Exercise aim
Your answer should be a single number: the count of lines holding the word "signes".

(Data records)
......

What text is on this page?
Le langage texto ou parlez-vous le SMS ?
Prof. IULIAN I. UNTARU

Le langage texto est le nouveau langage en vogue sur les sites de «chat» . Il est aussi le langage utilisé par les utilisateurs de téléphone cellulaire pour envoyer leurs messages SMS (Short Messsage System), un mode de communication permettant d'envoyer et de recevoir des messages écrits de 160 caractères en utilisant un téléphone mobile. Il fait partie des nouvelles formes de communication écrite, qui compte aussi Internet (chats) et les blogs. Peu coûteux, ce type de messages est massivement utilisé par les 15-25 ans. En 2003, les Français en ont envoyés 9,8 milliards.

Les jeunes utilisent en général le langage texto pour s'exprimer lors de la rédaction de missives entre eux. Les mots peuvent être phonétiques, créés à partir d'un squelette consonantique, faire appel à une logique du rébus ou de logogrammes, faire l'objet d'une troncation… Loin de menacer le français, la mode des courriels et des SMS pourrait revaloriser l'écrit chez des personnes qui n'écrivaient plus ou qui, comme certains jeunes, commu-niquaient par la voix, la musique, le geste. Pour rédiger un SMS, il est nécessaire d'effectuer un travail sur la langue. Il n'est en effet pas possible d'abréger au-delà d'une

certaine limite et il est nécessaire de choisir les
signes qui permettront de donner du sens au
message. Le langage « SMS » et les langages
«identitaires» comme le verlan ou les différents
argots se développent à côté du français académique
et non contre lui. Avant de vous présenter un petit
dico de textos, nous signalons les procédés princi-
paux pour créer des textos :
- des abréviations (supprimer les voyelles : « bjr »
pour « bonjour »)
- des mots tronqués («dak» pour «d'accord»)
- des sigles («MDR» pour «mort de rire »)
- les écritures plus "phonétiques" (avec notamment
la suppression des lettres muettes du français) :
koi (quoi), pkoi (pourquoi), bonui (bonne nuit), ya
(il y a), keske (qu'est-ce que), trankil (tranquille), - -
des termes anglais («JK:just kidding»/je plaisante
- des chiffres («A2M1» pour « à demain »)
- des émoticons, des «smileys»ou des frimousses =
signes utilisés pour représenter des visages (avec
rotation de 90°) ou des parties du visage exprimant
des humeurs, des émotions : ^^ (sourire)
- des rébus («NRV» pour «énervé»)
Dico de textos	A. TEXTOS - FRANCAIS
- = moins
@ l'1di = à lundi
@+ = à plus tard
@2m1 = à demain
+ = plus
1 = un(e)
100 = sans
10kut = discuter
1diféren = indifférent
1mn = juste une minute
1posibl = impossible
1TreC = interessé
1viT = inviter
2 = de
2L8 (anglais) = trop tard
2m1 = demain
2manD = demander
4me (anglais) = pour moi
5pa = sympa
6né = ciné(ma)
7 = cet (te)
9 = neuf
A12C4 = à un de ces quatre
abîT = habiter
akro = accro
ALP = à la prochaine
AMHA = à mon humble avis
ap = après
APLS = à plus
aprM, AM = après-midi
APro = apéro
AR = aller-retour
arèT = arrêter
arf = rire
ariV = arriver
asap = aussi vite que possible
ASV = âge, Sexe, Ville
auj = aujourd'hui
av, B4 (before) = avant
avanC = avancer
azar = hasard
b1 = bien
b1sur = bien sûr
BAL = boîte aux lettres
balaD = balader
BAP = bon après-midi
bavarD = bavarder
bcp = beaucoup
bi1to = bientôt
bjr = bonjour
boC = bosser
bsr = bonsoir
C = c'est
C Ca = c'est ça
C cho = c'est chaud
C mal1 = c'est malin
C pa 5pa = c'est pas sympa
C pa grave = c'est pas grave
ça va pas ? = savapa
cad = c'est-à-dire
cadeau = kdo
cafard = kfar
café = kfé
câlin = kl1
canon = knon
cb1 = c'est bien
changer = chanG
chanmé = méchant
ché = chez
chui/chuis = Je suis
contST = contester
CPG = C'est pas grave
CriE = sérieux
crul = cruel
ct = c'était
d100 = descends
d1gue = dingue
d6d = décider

......

Task response
2